> [What is required]:
Keep the pictures out of the copy and repeat the records exactly.

> [Records supplied]:
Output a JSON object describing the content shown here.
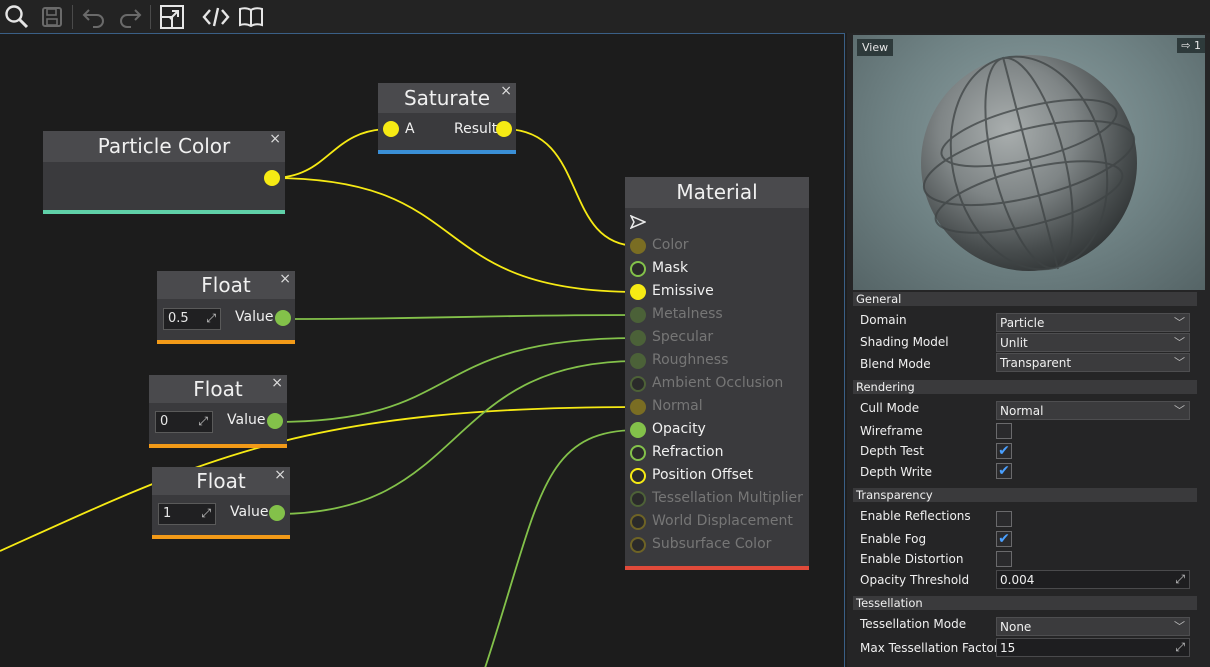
{
  "toolbar": {
    "buttons": [
      "search-icon",
      "save-icon",
      "undo-icon",
      "redo-icon",
      "resize-icon",
      "code-icon",
      "book-icon"
    ]
  },
  "nodes": {
    "particle_color": {
      "title": "Particle Color",
      "close": "×"
    },
    "saturate": {
      "title": "Saturate",
      "close": "×",
      "input": "A",
      "output": "Result"
    },
    "float1": {
      "title": "Float",
      "close": "×",
      "value": "0.5",
      "output": "Value"
    },
    "float2": {
      "title": "Float",
      "close": "×",
      "value": "0",
      "output": "Value"
    },
    "float3": {
      "title": "Float",
      "close": "×",
      "value": "1",
      "output": "Value"
    },
    "material": {
      "title": "Material",
      "pins": [
        "Color",
        "Mask",
        "Emissive",
        "Metalness",
        "Specular",
        "Roughness",
        "Ambient Occlusion",
        "Normal",
        "Opacity",
        "Refraction",
        "Position Offset",
        "Tessellation Multiplier",
        "World Displacement",
        "Subsurface Color"
      ]
    }
  },
  "preview": {
    "label": "View",
    "control": "1"
  },
  "properties": {
    "general": {
      "header": "General",
      "domain_label": "Domain",
      "domain_value": "Particle",
      "shading_label": "Shading Model",
      "shading_value": "Unlit",
      "blend_label": "Blend Mode",
      "blend_value": "Transparent"
    },
    "rendering": {
      "header": "Rendering",
      "cull_label": "Cull Mode",
      "cull_value": "Normal",
      "wireframe_label": "Wireframe",
      "wireframe": false,
      "depth_test_label": "Depth Test",
      "depth_test": true,
      "depth_write_label": "Depth Write",
      "depth_write": true
    },
    "transparency": {
      "header": "Transparency",
      "reflections_label": "Enable Reflections",
      "reflections": false,
      "fog_label": "Enable Fog",
      "fog": true,
      "distortion_label": "Enable Distortion",
      "distortion": false,
      "opacity_threshold_label": "Opacity Threshold",
      "opacity_threshold": "0.004"
    },
    "tessellation": {
      "header": "Tessellation",
      "mode_label": "Tessellation Mode",
      "mode_value": "None",
      "max_factor_label": "Max Tessellation Factor",
      "max_factor": "15"
    }
  },
  "colors": {
    "yellow_wire": "#f6ea14",
    "green_wire": "#83c14a",
    "particle_color_accent": "#5fd0a8",
    "saturate_accent": "#3a8fd6",
    "float_accent": "#f29a18",
    "material_accent": "#e04a3a"
  }
}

> [Answer]:
Output a JSON object describing the content shown here.
{
  "toolbar": {
    "buttons": [
      "search-icon",
      "save-icon",
      "undo-icon",
      "redo-icon",
      "resize-icon",
      "code-icon",
      "book-icon"
    ]
  },
  "nodes": {
    "particle_color": {
      "title": "Particle Color",
      "close": "×"
    },
    "saturate": {
      "title": "Saturate",
      "close": "×",
      "input": "A",
      "output": "Result"
    },
    "float1": {
      "title": "Float",
      "close": "×",
      "value": "0.5",
      "output": "Value"
    },
    "float2": {
      "title": "Float",
      "close": "×",
      "value": "0",
      "output": "Value"
    },
    "float3": {
      "title": "Float",
      "close": "×",
      "value": "1",
      "output": "Value"
    },
    "material": {
      "title": "Material",
      "pins": [
        "Color",
        "Mask",
        "Emissive",
        "Metalness",
        "Specular",
        "Roughness",
        "Ambient Occlusion",
        "Normal",
        "Opacity",
        "Refraction",
        "Position Offset",
        "Tessellation Multiplier",
        "World Displacement",
        "Subsurface Color"
      ]
    }
  },
  "preview": {
    "label": "View",
    "control": "1"
  },
  "properties": {
    "general": {
      "header": "General",
      "domain_label": "Domain",
      "domain_value": "Particle",
      "shading_label": "Shading Model",
      "shading_value": "Unlit",
      "blend_label": "Blend Mode",
      "blend_value": "Transparent"
    },
    "rendering": {
      "header": "Rendering",
      "cull_label": "Cull Mode",
      "cull_value": "Normal",
      "wireframe_label": "Wireframe",
      "wireframe": false,
      "depth_test_label": "Depth Test",
      "depth_test": true,
      "depth_write_label": "Depth Write",
      "depth_write": true
    },
    "transparency": {
      "header": "Transparency",
      "reflections_label": "Enable Reflections",
      "reflections": false,
      "fog_label": "Enable Fog",
      "fog": true,
      "distortion_label": "Enable Distortion",
      "distortion": false,
      "opacity_threshold_label": "Opacity Threshold",
      "opacity_threshold": "0.004"
    },
    "tessellation": {
      "header": "Tessellation",
      "mode_label": "Tessellation Mode",
      "mode_value": "None",
      "max_factor_label": "Max Tessellation Factor",
      "max_factor": "15"
    }
  },
  "colors": {
    "yellow_wire": "#f6ea14",
    "green_wire": "#83c14a",
    "particle_color_accent": "#5fd0a8",
    "saturate_accent": "#3a8fd6",
    "float_accent": "#f29a18",
    "material_accent": "#e04a3a"
  }
}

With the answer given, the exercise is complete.